• EXERCISE PASSAGE:
§ §
Hello all. I'm currently updating an older Outlook addin we have. It's
written in C++ with visual Studio 2003. We're trying to put our addin
buttons on the ribbon on appointment items. I found the excellent article
written by Eric Faller, "Using Ribbonx with C++ and atl"
(http://blogs.msdn.com/jensenh/archiv...c-and-atl.aspx)
and have managed to get the ribbon button to appear.

The callbacks are a little trickier though is getting the call back for the
button right. Mr. Faller implements all the callback functions on the same
class that implements "OnConnection()". That class is not the one in which
I've implemented my inspector wrapper for appointments. How would I be able
to have the callbacks occurr not on the connection class but on another
class. And how would this effect multiple open appointments?
§ §
Page layout parsing data
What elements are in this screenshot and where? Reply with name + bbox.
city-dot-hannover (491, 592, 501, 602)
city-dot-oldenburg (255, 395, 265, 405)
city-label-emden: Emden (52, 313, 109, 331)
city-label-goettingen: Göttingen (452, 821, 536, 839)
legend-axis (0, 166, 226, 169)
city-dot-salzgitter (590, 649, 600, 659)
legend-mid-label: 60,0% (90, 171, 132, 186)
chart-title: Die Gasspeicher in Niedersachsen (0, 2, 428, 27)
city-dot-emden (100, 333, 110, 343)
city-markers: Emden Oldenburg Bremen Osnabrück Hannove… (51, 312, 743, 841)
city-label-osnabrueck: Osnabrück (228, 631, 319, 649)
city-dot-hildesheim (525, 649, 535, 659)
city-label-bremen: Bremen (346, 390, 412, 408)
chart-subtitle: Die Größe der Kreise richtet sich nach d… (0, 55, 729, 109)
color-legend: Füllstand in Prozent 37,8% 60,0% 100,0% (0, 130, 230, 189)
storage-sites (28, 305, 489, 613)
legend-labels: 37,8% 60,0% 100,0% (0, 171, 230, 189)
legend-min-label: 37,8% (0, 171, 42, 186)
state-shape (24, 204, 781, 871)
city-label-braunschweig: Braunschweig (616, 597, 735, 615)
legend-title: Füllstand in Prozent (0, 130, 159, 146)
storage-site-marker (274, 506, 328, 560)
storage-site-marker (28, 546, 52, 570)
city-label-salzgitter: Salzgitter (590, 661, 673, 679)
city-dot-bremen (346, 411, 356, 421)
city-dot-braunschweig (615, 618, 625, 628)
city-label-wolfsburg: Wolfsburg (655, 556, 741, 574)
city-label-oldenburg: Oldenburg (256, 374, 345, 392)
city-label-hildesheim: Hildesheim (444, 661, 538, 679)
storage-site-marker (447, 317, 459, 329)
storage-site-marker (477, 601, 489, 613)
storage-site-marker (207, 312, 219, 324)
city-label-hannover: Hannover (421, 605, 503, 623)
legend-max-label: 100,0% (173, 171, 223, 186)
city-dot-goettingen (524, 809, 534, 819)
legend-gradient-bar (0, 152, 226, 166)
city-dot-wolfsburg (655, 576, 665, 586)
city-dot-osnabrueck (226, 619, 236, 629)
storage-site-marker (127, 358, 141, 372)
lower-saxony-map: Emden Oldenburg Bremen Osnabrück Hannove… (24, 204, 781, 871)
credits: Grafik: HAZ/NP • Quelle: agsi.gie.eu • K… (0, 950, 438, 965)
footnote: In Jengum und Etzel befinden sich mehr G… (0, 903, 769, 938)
§ §
In the Outlook add-in post, which version of Visual Studio was the add-in written with? You can work without the rows.

Visual Studio 2003.